WHAT THIS TASK INVOLVES ::
Reproduce each of the following entries verbatim, keeping every line in its original order.

SOURCE DATA ::
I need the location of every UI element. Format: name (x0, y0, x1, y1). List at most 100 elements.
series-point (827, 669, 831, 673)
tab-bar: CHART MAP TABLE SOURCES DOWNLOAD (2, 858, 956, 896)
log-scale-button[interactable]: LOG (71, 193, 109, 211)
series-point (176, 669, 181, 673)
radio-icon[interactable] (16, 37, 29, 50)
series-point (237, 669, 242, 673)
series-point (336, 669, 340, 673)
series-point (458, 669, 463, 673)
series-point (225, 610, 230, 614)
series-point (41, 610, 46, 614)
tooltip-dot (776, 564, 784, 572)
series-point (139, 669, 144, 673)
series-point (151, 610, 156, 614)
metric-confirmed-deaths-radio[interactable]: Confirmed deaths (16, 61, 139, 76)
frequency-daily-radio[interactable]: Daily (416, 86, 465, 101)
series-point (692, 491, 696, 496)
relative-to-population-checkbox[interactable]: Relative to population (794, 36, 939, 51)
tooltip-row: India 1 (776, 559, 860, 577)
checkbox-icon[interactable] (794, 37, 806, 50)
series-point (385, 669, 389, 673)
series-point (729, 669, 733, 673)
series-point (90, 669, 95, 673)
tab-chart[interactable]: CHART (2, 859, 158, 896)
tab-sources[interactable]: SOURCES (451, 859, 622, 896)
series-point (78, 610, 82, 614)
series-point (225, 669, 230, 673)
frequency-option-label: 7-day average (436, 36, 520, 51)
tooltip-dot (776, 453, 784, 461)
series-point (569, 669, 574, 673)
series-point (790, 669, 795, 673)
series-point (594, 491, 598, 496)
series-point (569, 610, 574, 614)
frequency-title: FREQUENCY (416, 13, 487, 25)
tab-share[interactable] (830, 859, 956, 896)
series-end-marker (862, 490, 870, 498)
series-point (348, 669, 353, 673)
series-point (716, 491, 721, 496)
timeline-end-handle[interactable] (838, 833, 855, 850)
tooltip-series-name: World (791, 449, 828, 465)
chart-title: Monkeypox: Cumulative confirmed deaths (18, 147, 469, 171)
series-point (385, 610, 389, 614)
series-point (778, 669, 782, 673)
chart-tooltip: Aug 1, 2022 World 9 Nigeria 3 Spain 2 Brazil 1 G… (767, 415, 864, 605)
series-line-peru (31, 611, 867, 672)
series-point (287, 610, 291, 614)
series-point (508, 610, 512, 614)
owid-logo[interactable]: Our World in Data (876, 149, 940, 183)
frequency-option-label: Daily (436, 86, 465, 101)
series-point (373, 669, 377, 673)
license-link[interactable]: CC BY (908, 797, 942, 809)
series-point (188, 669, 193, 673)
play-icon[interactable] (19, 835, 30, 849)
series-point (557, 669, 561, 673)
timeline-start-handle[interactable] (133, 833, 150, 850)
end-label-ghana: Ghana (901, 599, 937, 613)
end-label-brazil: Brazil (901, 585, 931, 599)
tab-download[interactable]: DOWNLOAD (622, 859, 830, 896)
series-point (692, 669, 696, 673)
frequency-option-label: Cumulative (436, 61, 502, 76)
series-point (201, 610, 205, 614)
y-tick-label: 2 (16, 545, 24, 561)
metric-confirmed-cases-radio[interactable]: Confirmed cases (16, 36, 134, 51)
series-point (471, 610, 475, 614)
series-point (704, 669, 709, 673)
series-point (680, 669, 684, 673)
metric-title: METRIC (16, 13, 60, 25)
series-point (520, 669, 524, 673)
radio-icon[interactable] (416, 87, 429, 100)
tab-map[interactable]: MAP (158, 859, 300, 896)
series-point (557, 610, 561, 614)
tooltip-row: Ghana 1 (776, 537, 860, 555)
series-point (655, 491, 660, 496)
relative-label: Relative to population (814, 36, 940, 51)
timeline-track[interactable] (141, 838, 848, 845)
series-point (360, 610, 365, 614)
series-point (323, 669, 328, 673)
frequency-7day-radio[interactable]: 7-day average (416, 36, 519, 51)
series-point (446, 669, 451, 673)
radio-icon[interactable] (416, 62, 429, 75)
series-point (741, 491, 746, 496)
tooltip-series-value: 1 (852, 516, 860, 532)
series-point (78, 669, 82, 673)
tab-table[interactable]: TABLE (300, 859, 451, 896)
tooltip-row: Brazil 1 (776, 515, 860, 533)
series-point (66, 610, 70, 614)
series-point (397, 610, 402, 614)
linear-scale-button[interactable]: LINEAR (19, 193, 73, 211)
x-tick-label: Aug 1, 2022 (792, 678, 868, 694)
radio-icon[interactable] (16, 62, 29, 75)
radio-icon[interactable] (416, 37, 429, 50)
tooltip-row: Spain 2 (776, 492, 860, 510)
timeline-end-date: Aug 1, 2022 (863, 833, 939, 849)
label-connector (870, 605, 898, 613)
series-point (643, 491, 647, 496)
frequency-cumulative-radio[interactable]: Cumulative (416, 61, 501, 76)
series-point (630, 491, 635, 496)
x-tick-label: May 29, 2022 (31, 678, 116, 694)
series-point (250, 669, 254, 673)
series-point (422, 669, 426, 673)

ANSWER IN FULL ::
I need the location of every UI element. Format: name (x0, y0, x1, y1). List at most 100 elements.
series-point (827, 669, 831, 673)
tab-bar: CHART MAP TABLE SOURCES DOWNLOAD (2, 858, 956, 896)
log-scale-button[interactable]: LOG (71, 193, 109, 211)
series-point (176, 669, 181, 673)
radio-icon[interactable] (16, 37, 29, 50)
series-point (237, 669, 242, 673)
series-point (336, 669, 340, 673)
series-point (458, 669, 463, 673)
series-point (225, 610, 230, 614)
series-point (41, 610, 46, 614)
tooltip-dot (776, 564, 784, 572)
series-point (139, 669, 144, 673)
series-point (151, 610, 156, 614)
metric-confirmed-deaths-radio[interactable]: Confirmed deaths (16, 61, 139, 76)
frequency-daily-radio[interactable]: Daily (416, 86, 465, 101)
series-point (692, 491, 696, 496)
relative-to-population-checkbox[interactable]: Relative to population (794, 36, 939, 51)
tooltip-row: India 1 (776, 559, 860, 577)
checkbox-icon[interactable] (794, 37, 806, 50)
series-point (385, 669, 389, 673)
series-point (729, 669, 733, 673)
series-point (90, 669, 95, 673)
tab-chart[interactable]: CHART (2, 859, 158, 896)
tab-sources[interactable]: SOURCES (451, 859, 622, 896)
series-point (78, 610, 82, 614)
series-point (225, 669, 230, 673)
frequency-option-label: 7-day average (436, 36, 520, 51)
tooltip-dot (776, 453, 784, 461)
series-point (569, 669, 574, 673)
series-point (790, 669, 795, 673)
series-point (594, 491, 598, 496)
series-point (569, 610, 574, 614)
frequency-title: FREQUENCY (416, 13, 487, 25)
tab-share[interactable] (830, 859, 956, 896)
series-end-marker (862, 490, 870, 498)
series-point (348, 669, 353, 673)
series-point (716, 491, 721, 496)
timeline-end-handle[interactable] (838, 833, 855, 850)
tooltip-series-name: World (791, 449, 828, 465)
chart-title: Monkeypox: Cumulative confirmed deaths (18, 147, 469, 171)
series-point (385, 610, 389, 614)
series-point (778, 669, 782, 673)
chart-tooltip: Aug 1, 2022 World 9 Nigeria 3 Spain 2 Brazil 1 G… (767, 415, 864, 605)
series-line-peru (31, 611, 867, 672)
series-point (287, 610, 291, 614)
series-point (508, 610, 512, 614)
owid-logo[interactable]: Our World in Data (876, 149, 940, 183)
frequency-option-label: Daily (436, 86, 465, 101)
series-point (373, 669, 377, 673)
license-link[interactable]: CC BY (908, 797, 942, 809)
series-point (188, 669, 193, 673)
play-icon[interactable] (19, 835, 30, 849)
series-point (557, 669, 561, 673)
timeline-start-handle[interactable] (133, 833, 150, 850)
end-label-ghana: Ghana (901, 599, 937, 613)
end-label-brazil: Brazil (901, 585, 931, 599)
tab-download[interactable]: DOWNLOAD (622, 859, 830, 896)
series-point (692, 669, 696, 673)
frequency-option-label: Cumulative (436, 61, 502, 76)
series-point (201, 610, 205, 614)
y-tick-label: 2 (16, 545, 24, 561)
metric-confirmed-cases-radio[interactable]: Confirmed cases (16, 36, 134, 51)
series-point (471, 610, 475, 614)
series-point (704, 669, 709, 673)
series-point (680, 669, 684, 673)
metric-title: METRIC (16, 13, 60, 25)
series-point (520, 669, 524, 673)
radio-icon[interactable] (416, 87, 429, 100)
tab-map[interactable]: MAP (158, 859, 300, 896)
series-point (557, 610, 561, 614)
tooltip-row: Ghana 1 (776, 537, 860, 555)
series-point (655, 491, 660, 496)
relative-label: Relative to population (814, 36, 940, 51)
timeline-track[interactable] (141, 838, 848, 845)
series-point (360, 610, 365, 614)
series-point (323, 669, 328, 673)
frequency-7day-radio[interactable]: 7-day average (416, 36, 519, 51)
series-point (446, 669, 451, 673)
radio-icon[interactable] (416, 62, 429, 75)
series-point (741, 491, 746, 496)
tooltip-series-value: 1 (852, 516, 860, 532)
series-point (78, 669, 82, 673)
tab-table[interactable]: TABLE (300, 859, 451, 896)
tooltip-row: Brazil 1 (776, 515, 860, 533)
series-point (66, 610, 70, 614)
series-point (397, 610, 402, 614)
linear-scale-button[interactable]: LINEAR (19, 193, 73, 211)
x-tick-label: Aug 1, 2022 (792, 678, 868, 694)
radio-icon[interactable] (16, 62, 29, 75)
radio-icon[interactable] (416, 37, 429, 50)
tooltip-row: Spain 2 (776, 492, 860, 510)
timeline-end-date: Aug 1, 2022 (863, 833, 939, 849)
label-connector (870, 605, 898, 613)
series-point (643, 491, 647, 496)
frequency-cumulative-radio[interactable]: Cumulative (416, 61, 501, 76)
series-point (630, 491, 635, 496)
x-tick-label: May 29, 2022 (31, 678, 116, 694)
series-point (250, 669, 254, 673)
series-point (422, 669, 426, 673)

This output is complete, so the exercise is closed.